WHAT YOU WILL DO:
**A)** Answer these questions about the MySQL bug report, one per line:
(i) What version is listed for the bug?
(ii) In which function does the mysqld that starts the schema change wait?
(iii) Which NDB changelogs document the fix?
**B)** Reproduce the MySQL bug report from "MTR test program" up to and including "effecting binary logging.".
**C)** Pick up the MySQL bug report at its end and keep writing it.

TEXT SECTION:
MySQL Bugs: #79188: Distribution of schema operations stops or timeouts

Bug #79188	Distribution of schema operations stops or timeouts
Submitted:	9 Nov 2015 14:49	Modified:	23 Nov 2015 14:12
Reporter:	Ole John Aske	Email Updates:
Status:	Closed	Impact on me:	None
Category:	MySQL Cluster: Cluster (NDB) storage engine	Severity:	S3 (Non-critical)
Version:	7.4.8	OS:	Any
Assigned to:		CPU Architecture:	Any

Description:
When running Mysql Cluster configured with multiple mysqld's, and schema operation
is distributed between the mysqld. The mysqld initiating the schema change will then
wait (in ndbcluster_log_schema_op()) until all other mysqld has acknowledged
that they have 'seen' the change.

Sometimes mysqld times out while waiting for distribution to complete.

... [ERROR] NDB <operation type> distributing <table name> timed out. Ignoring...

How to repeat:
Running create + drop table in a loop waiting for these to be distributed.

MTR test program will be provided as part of fix

Documented fix in the NDB 7.2.23, 7.3.12, and 7.4.9 changelogs, as follows:

    When executing a schema operation such as CREATE TABLE while
    running a MySQL Cluster with multiple SQL nodes, it was possible
    for the SQL node on which the operation was performed to time
    out while waiting for an acknowledgement from the others. This
    could occur when different SQL nodes had different settings for
    --ndb-log-updated-only, --ndb-log-update-as-write, or other
    options effecting binary logging.

INFORMATION SUPPLIED:
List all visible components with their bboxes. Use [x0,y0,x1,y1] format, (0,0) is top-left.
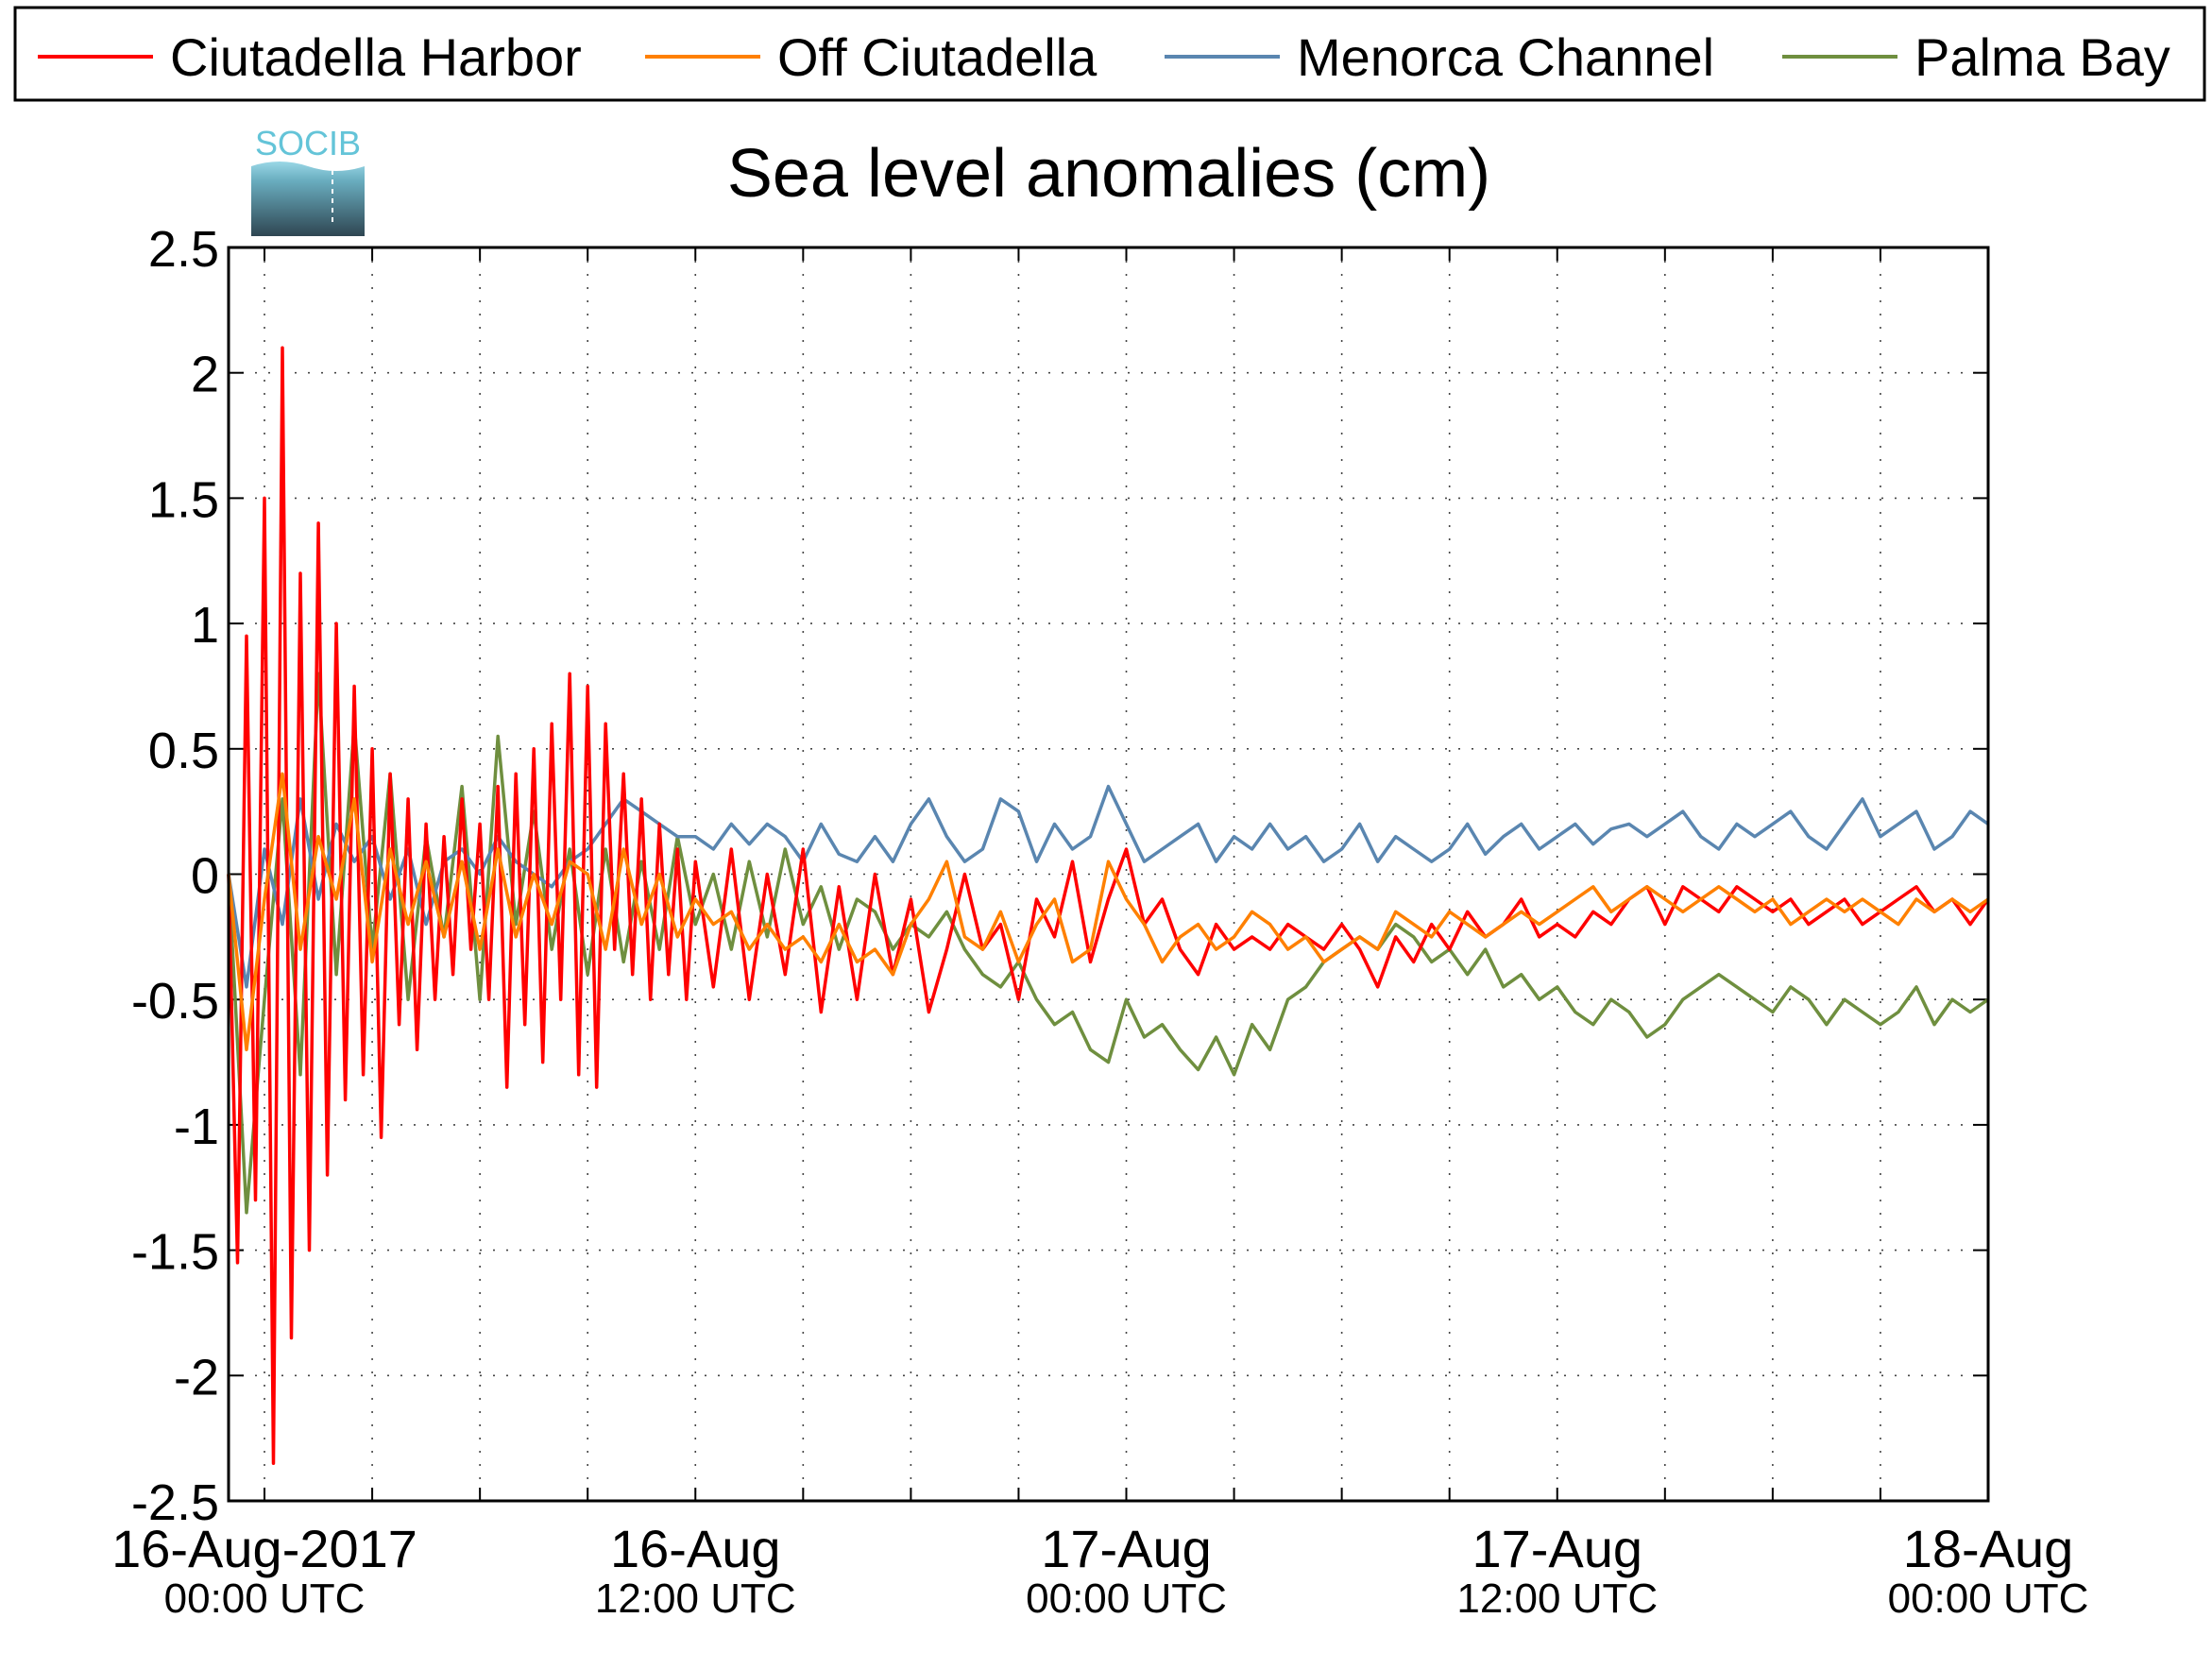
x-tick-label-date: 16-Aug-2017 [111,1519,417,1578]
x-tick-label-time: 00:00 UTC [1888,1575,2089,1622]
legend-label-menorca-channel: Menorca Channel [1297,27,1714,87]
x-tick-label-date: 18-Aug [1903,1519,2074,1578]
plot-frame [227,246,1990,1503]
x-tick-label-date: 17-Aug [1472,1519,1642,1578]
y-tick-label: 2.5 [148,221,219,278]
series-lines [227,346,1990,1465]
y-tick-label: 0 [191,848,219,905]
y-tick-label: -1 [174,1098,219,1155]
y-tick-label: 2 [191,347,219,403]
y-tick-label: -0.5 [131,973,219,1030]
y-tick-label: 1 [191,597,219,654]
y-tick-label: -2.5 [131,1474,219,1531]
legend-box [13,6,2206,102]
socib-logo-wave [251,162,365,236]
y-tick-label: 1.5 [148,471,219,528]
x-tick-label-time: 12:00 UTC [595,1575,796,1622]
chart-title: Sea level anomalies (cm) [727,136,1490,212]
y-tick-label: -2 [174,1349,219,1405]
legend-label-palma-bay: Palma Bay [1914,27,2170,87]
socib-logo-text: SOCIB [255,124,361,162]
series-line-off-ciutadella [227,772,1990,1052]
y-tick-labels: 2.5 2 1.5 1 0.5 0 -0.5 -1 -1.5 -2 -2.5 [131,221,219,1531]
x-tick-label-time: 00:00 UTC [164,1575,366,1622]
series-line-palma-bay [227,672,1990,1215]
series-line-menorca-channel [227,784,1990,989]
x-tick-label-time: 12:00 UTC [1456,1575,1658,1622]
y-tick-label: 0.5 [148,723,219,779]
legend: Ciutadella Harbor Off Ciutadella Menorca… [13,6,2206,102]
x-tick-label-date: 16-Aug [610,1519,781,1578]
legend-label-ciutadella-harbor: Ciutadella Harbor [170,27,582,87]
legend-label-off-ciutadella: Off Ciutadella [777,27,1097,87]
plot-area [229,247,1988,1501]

ANSWERS BY TASK:
**A)**
(i) 7.4.8
(ii) ndbcluster_log_schema_op()
(iii) NDB 7.2.23, 7.3.12, and 7.4.9

**B)**
MTR test program will be provided as part of fix

Documented fix in the NDB 7.2.23, 7.3.12, and 7.4.9 changelogs, as follows:

    When executing a schema operation such as CREATE TABLE while
    running a MySQL Cluster with multiple SQL nodes, it was possible
    for the SQL node on which the operation was performed to time
    out while waiting for an acknowledgement from the others. This
    could occur when different SQL nodes had different settings for
    --ndb-log-updated-only, --ndb-log-update-as-write, or other
    options effecting binary logging.

**C)**
    This happened due to the fact that, in order to distribute
    schema changes between them, all SQL nodes subscribe to changes
    in the ndb_schema system table, and that all SQL nodes are made
    aware of each others subscriptions by subscribing to
    TE_SUBSCRIBE and TE_UNSUBSCRIBE events. The names of events to
    subscribe to are constructed from the table names, adding REPL$
    or REPLF$ as a suffix. REPLF$ is used when full binary logging
    is specified for the table. The issue described previously arose
    because different values for the options mentioned could lead to
    different events being subscribed to by different SQL nodes,
    meaning that all SQL nodes were not necessarily aware of each
    other, so that the code that handled waiting for schema
    distribution to complete did not work as designed.

    To fix this issue, MySQL Cluster now treats the ndb_schema table
    as a special case and enforces full binary logging at all times 
    for this table, independent of any settings for mysqld binary 
    logging options.

Closed.